** Short task **
Without the pictures, give the entries below again exactly as written.

(Entries from a visual dataset)

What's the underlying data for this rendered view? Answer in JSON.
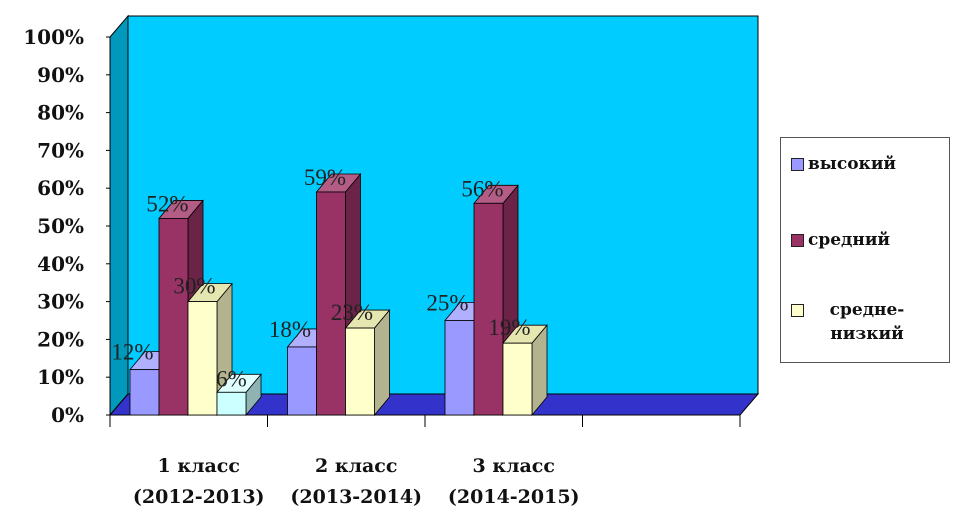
{
  "chart_data": {
    "type": "bar",
    "categories": [
      "1 класс\n(2012-2013)",
      "2 класс\n(2013-2014)",
      "3 класс\n(2014-2015)",
      ""
    ],
    "series": [
      {
        "name": "высокий",
        "values": [
          12,
          18,
          25,
          null
        ],
        "labels": [
          "12%",
          "18%",
          "25%",
          ""
        ]
      },
      {
        "name": "средний",
        "values": [
          52,
          59,
          56,
          null
        ],
        "labels": [
          "52%",
          "59%",
          "56%",
          ""
        ]
      },
      {
        "name": "средне-низкий",
        "values": [
          30,
          23,
          19,
          null
        ],
        "labels": [
          "30%",
          "23%",
          "19%",
          ""
        ]
      },
      {
        "name": "",
        "values": [
          6,
          null,
          null,
          null
        ],
        "labels": [
          "6%",
          "",
          "",
          ""
        ]
      }
    ],
    "y_ticks": [
      "0%",
      "10%",
      "20%",
      "30%",
      "40%",
      "50%",
      "60%",
      "70%",
      "80%",
      "90%",
      "100%"
    ],
    "ylim": [
      0,
      100
    ],
    "legend_position": "right",
    "grid": false
  },
  "colors": {
    "back_wall": "#00CCFF",
    "side_wall": "#0099BB",
    "floor": "#3333CC",
    "series": [
      {
        "front": "#9999FF",
        "top": "#B0B0FF",
        "side": "#6B6BB3"
      },
      {
        "front": "#993366",
        "top": "#B35C85",
        "side": "#6B2447"
      },
      {
        "front": "#FFFFCC",
        "top": "#E6E6B0",
        "side": "#B3B38F"
      },
      {
        "front": "#CCFFFF",
        "top": "#E0FFFF",
        "side": "#8FB3B3"
      }
    ]
  },
  "legend": {
    "items": [
      {
        "label": "высокий",
        "color": "#9999FF"
      },
      {
        "label": "средний",
        "color": "#993366"
      },
      {
        "label": "средне-низкий",
        "color": "#FFFFCC"
      }
    ]
  }
}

** Result of the task **
What's the underlying data for this rendered view? Answer in JSON.
{
  "chart_data": {
    "type": "bar",
    "categories": [
      "1 класс\n(2012-2013)",
      "2 класс\n(2013-2014)",
      "3 класс\n(2014-2015)",
      ""
    ],
    "series": [
      {
        "name": "высокий",
        "values": [
          12,
          18,
          25,
          null
        ],
        "labels": [
          "12%",
          "18%",
          "25%",
          ""
        ]
      },
      {
        "name": "средний",
        "values": [
          52,
          59,
          56,
          null
        ],
        "labels": [
          "52%",
          "59%",
          "56%",
          ""
        ]
      },
      {
        "name": "средне-низкий",
        "values": [
          30,
          23,
          19,
          null
        ],
        "labels": [
          "30%",
          "23%",
          "19%",
          ""
        ]
      },
      {
        "name": "",
        "values": [
          6,
          null,
          null,
          null
        ],
        "labels": [
          "6%",
          "",
          "",
          ""
        ]
      }
    ],
    "y_ticks": [
      "0%",
      "10%",
      "20%",
      "30%",
      "40%",
      "50%",
      "60%",
      "70%",
      "80%",
      "90%",
      "100%"
    ],
    "ylim": [
      0,
      100
    ],
    "legend_position": "right",
    "grid": false
  },
  "colors": {
    "back_wall": "#00CCFF",
    "side_wall": "#0099BB",
    "floor": "#3333CC",
    "series": [
      {
        "front": "#9999FF",
        "top": "#B0B0FF",
        "side": "#6B6BB3"
      },
      {
        "front": "#993366",
        "top": "#B35C85",
        "side": "#6B2447"
      },
      {
        "front": "#FFFFCC",
        "top": "#E6E6B0",
        "side": "#B3B38F"
      },
      {
        "front": "#CCFFFF",
        "top": "#E0FFFF",
        "side": "#8FB3B3"
      }
    ]
  },
  "legend": {
    "items": [
      {
        "label": "высокий",
        "color": "#9999FF"
      },
      {
        "label": "средний",
        "color": "#993366"
      },
      {
        "label": "средне-низкий",
        "color": "#FFFFCC"
      }
    ]
  }
}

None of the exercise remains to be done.